PROBLEM DETAILS:
Only the pictures are left out: repeat the rest of the entries exactly.

★ ★ ★

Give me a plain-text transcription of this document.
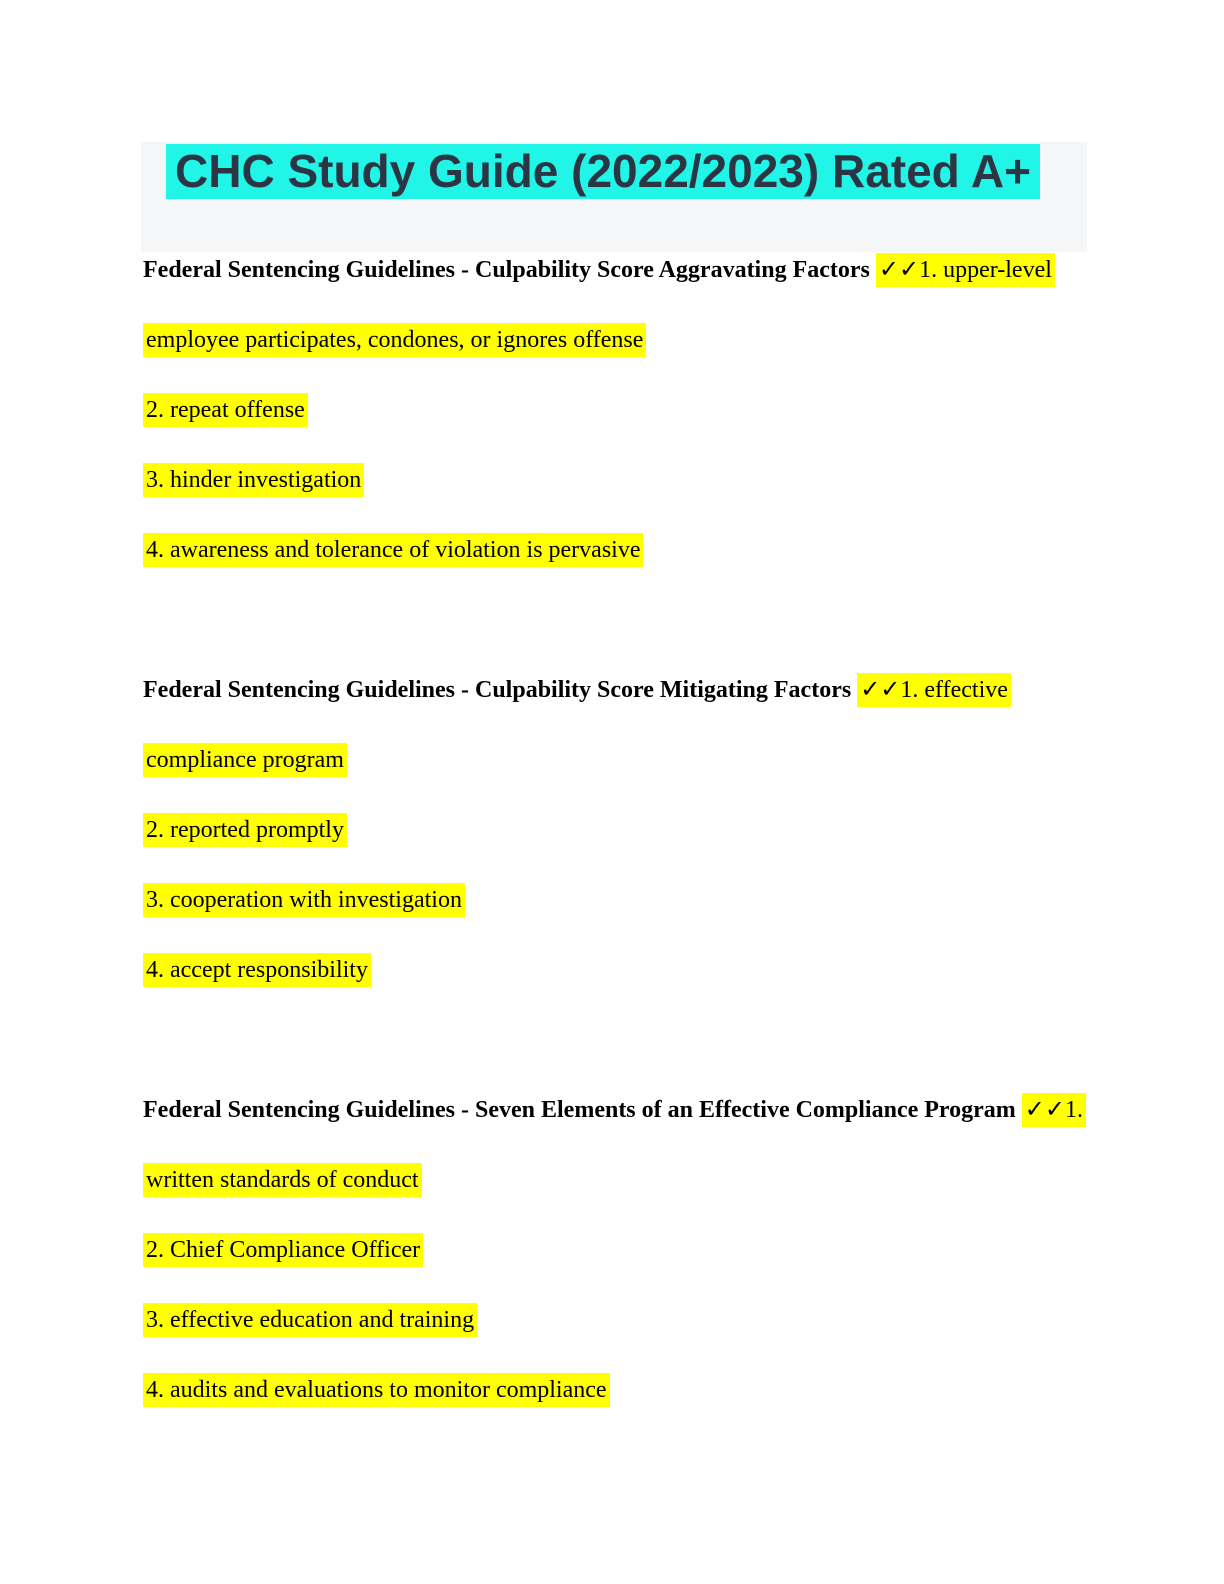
CHC Study Guide (2022/2023) Rated A+

Federal Sentencing Guidelines - Culpability Score Aggravating Factors ✓✓1. upper-level

employee participates, condones, or ignores offense

2. repeat offense

3. hinder investigation

4. awareness and tolerance of violation is pervasive

Federal Sentencing Guidelines - Culpability Score Mitigating Factors ✓✓1. effective

compliance program

2. reported promptly

3. cooperation with investigation

4. accept responsibility

Federal Sentencing Guidelines - Seven Elements of an Effective Compliance Program ✓✓1.

written standards of conduct

2. Chief Compliance Officer

3. effective education and training

4. audits and evaluations to monitor compliance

★ ★ ★

ANSWER BELOW:
Give me a plain-text transcription of this document.
CHC Study Guide (2022/2023) Rated A+

Federal Sentencing Guidelines - Culpability Score Aggravating Factors ✓✓1. upper-level

employee participates, condones, or ignores offense

2. repeat offense

3. hinder investigation

4. awareness and tolerance of violation is pervasive

Federal Sentencing Guidelines - Culpability Score Mitigating Factors ✓✓1. effective

compliance program

2. reported promptly

3. cooperation with investigation

4. accept responsibility

Federal Sentencing Guidelines - Seven Elements of an Effective Compliance Program ✓✓1.

written standards of conduct

2. Chief Compliance Officer

3. effective education and training

4. audits and evaluations to monitor compliance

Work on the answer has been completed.